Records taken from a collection
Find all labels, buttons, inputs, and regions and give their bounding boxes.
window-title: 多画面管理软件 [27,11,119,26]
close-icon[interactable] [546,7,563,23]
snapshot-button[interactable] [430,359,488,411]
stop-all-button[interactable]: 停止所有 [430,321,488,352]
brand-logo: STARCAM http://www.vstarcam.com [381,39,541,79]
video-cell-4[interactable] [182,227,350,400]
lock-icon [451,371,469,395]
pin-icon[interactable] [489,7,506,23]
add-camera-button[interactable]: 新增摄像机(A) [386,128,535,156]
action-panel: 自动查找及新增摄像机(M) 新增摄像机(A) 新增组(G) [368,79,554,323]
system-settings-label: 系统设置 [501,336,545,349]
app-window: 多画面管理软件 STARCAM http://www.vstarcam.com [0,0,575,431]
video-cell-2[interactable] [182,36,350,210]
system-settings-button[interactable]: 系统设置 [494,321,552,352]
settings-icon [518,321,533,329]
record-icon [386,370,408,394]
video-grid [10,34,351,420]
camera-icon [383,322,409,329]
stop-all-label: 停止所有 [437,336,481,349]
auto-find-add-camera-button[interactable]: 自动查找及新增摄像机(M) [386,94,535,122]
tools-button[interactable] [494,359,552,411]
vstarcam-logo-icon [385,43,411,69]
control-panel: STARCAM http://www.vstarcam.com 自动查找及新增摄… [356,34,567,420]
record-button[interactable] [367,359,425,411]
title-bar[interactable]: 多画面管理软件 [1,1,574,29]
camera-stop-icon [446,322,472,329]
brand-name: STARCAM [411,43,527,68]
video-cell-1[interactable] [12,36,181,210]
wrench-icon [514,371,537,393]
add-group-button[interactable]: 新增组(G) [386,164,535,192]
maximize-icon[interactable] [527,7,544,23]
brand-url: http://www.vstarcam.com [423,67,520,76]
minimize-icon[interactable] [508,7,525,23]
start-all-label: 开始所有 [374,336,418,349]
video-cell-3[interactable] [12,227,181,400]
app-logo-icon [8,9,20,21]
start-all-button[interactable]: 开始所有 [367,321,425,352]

◆ **Exercise aim**
Copy out every one of the lines above, character for character.

◆ **Complete answer**
Find all labels, buttons, inputs, and regions and give their bounding boxes.
window-title: 多画面管理软件 [27,11,119,26]
close-icon[interactable] [546,7,563,23]
snapshot-button[interactable] [430,359,488,411]
stop-all-button[interactable]: 停止所有 [430,321,488,352]
brand-logo: STARCAM http://www.vstarcam.com [381,39,541,79]
video-cell-4[interactable] [182,227,350,400]
lock-icon [451,371,469,395]
pin-icon[interactable] [489,7,506,23]
add-camera-button[interactable]: 新增摄像机(A) [386,128,535,156]
action-panel: 自动查找及新增摄像机(M) 新增摄像机(A) 新增组(G) [368,79,554,323]
system-settings-label: 系统设置 [501,336,545,349]
app-window: 多画面管理软件 STARCAM http://www.vstarcam.com [0,0,575,431]
video-cell-2[interactable] [182,36,350,210]
system-settings-button[interactable]: 系统设置 [494,321,552,352]
settings-icon [518,321,533,329]
record-icon [386,370,408,394]
video-grid [10,34,351,420]
camera-icon [383,322,409,329]
stop-all-label: 停止所有 [437,336,481,349]
auto-find-add-camera-button[interactable]: 自动查找及新增摄像机(M) [386,94,535,122]
tools-button[interactable] [494,359,552,411]
vstarcam-logo-icon [385,43,411,69]
control-panel: STARCAM http://www.vstarcam.com 自动查找及新增摄… [356,34,567,420]
record-button[interactable] [367,359,425,411]
title-bar[interactable]: 多画面管理软件 [1,1,574,29]
camera-stop-icon [446,322,472,329]
brand-name: STARCAM [411,43,527,68]
video-cell-1[interactable] [12,36,181,210]
wrench-icon [514,371,537,393]
add-group-button[interactable]: 新增组(G) [386,164,535,192]
maximize-icon[interactable] [527,7,544,23]
brand-url: http://www.vstarcam.com [423,67,520,76]
minimize-icon[interactable] [508,7,525,23]
start-all-label: 开始所有 [374,336,418,349]
video-cell-3[interactable] [12,227,181,400]
app-logo-icon [8,9,20,21]
start-all-button[interactable]: 开始所有 [367,321,425,352]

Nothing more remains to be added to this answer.